Materials provided –
☆ ☆ ☆ ☆ ☆

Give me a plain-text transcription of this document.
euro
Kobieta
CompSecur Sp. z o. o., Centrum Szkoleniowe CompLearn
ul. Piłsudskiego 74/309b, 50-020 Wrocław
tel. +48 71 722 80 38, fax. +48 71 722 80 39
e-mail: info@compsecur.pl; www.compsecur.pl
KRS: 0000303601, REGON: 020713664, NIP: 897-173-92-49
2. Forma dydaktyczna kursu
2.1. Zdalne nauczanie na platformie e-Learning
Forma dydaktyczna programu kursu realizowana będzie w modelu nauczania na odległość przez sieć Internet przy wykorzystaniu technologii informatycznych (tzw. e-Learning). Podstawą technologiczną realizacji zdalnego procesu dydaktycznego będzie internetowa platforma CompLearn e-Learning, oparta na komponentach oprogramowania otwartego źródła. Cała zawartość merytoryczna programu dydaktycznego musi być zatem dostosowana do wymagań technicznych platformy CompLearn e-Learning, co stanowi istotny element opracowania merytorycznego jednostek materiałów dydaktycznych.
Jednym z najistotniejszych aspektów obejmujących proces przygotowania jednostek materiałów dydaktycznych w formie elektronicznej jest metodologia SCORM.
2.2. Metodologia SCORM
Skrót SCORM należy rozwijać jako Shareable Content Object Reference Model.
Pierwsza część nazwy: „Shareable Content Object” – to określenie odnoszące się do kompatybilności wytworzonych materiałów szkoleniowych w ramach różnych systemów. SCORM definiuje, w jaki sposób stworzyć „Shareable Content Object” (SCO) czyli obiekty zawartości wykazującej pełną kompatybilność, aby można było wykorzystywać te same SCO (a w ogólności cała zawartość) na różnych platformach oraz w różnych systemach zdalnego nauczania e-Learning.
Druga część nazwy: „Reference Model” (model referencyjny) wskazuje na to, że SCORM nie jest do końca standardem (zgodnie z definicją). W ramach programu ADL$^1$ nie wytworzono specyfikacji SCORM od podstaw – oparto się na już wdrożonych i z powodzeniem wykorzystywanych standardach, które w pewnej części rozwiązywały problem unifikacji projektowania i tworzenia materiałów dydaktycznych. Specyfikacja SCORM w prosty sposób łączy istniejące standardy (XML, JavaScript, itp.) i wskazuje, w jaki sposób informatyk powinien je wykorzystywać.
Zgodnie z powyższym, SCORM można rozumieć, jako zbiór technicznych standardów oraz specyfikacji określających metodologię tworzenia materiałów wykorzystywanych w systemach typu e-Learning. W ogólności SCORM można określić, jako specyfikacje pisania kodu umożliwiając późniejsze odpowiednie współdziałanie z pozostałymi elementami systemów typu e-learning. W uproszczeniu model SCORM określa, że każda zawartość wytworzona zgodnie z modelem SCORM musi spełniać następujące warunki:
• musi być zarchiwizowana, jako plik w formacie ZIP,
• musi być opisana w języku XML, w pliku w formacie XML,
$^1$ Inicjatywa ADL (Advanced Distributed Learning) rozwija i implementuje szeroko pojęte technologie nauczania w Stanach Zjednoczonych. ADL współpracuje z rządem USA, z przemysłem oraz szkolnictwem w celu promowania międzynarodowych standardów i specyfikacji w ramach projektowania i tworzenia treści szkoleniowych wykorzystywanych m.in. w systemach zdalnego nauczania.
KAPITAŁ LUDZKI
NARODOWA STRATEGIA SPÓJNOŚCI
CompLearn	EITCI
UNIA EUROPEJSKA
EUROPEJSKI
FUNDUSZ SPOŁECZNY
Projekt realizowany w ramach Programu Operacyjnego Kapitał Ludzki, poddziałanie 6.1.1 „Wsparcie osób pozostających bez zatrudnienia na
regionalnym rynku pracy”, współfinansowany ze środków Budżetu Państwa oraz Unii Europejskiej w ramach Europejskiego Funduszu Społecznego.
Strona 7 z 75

☆ ☆ ☆ ☆ ☆

Task statement – Of the lines in the data, how many hold the string "formacie"? State the number, nothing else.

Response to this task – 2